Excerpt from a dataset
------------
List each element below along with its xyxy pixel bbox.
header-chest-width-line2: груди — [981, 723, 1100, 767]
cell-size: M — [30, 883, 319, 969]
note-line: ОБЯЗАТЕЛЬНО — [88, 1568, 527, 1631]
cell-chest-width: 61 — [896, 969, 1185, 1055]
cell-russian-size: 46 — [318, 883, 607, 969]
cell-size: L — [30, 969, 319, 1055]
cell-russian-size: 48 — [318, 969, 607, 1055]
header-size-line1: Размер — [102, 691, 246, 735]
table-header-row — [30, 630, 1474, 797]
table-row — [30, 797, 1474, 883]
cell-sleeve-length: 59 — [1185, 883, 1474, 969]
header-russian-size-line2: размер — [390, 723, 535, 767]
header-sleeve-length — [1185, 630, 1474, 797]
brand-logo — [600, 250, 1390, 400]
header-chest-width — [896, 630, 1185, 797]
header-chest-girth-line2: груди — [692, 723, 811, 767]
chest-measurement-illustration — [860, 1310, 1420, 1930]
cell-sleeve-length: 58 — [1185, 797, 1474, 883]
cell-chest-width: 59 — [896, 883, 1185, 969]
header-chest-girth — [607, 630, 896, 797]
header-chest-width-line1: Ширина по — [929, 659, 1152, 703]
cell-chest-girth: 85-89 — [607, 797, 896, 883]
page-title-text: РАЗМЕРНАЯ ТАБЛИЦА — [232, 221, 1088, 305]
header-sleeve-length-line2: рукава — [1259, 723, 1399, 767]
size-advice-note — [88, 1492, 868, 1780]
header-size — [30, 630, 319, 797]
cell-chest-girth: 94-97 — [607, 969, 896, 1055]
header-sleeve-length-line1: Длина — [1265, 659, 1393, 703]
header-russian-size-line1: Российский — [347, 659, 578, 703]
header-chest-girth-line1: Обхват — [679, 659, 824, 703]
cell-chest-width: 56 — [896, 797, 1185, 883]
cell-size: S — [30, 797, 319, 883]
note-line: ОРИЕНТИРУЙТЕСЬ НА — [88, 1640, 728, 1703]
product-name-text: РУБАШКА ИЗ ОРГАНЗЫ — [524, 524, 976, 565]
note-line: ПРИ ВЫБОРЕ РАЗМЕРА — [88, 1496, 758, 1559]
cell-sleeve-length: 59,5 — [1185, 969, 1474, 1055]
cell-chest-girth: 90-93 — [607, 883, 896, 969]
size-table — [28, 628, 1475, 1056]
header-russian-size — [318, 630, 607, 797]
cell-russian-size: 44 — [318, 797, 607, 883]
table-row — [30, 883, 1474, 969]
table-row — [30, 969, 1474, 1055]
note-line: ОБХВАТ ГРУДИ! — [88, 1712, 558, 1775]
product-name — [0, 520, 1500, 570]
------------
• [Requirement] Reproduce the listing above verbatim, beginning at its first line and stopping after the line that contains "header-russian-size-line1: Российский —".

• [Expected answer]
List each element below along with its xyxy pixel bbox.
header-chest-width-line2: груди — [981, 723, 1100, 767]
cell-size: M — [30, 883, 319, 969]
note-line: ОБЯЗАТЕЛЬНО — [88, 1568, 527, 1631]
cell-chest-width: 61 — [896, 969, 1185, 1055]
cell-russian-size: 46 — [318, 883, 607, 969]
cell-size: L — [30, 969, 319, 1055]
cell-russian-size: 48 — [318, 969, 607, 1055]
header-size-line1: Размер — [102, 691, 246, 735]
table-header-row — [30, 630, 1474, 797]
table-row — [30, 797, 1474, 883]
cell-sleeve-length: 59 — [1185, 883, 1474, 969]
header-russian-size-line2: размер — [390, 723, 535, 767]
header-sleeve-length — [1185, 630, 1474, 797]
brand-logo — [600, 250, 1390, 400]
header-chest-width — [896, 630, 1185, 797]
header-chest-girth-line2: груди — [692, 723, 811, 767]
chest-measurement-illustration — [860, 1310, 1420, 1930]
cell-sleeve-length: 58 — [1185, 797, 1474, 883]
cell-chest-width: 59 — [896, 883, 1185, 969]
header-chest-girth — [607, 630, 896, 797]
header-chest-width-line1: Ширина по — [929, 659, 1152, 703]
cell-chest-girth: 85-89 — [607, 797, 896, 883]
page-title-text: РАЗМЕРНАЯ ТАБЛИЦА — [232, 221, 1088, 305]
header-sleeve-length-line2: рукава — [1259, 723, 1399, 767]
size-advice-note — [88, 1492, 868, 1780]
header-size — [30, 630, 319, 797]
cell-chest-girth: 94-97 — [607, 969, 896, 1055]
header-sleeve-length-line1: Длина — [1265, 659, 1393, 703]
header-russian-size-line1: Российский — [347, 659, 578, 703]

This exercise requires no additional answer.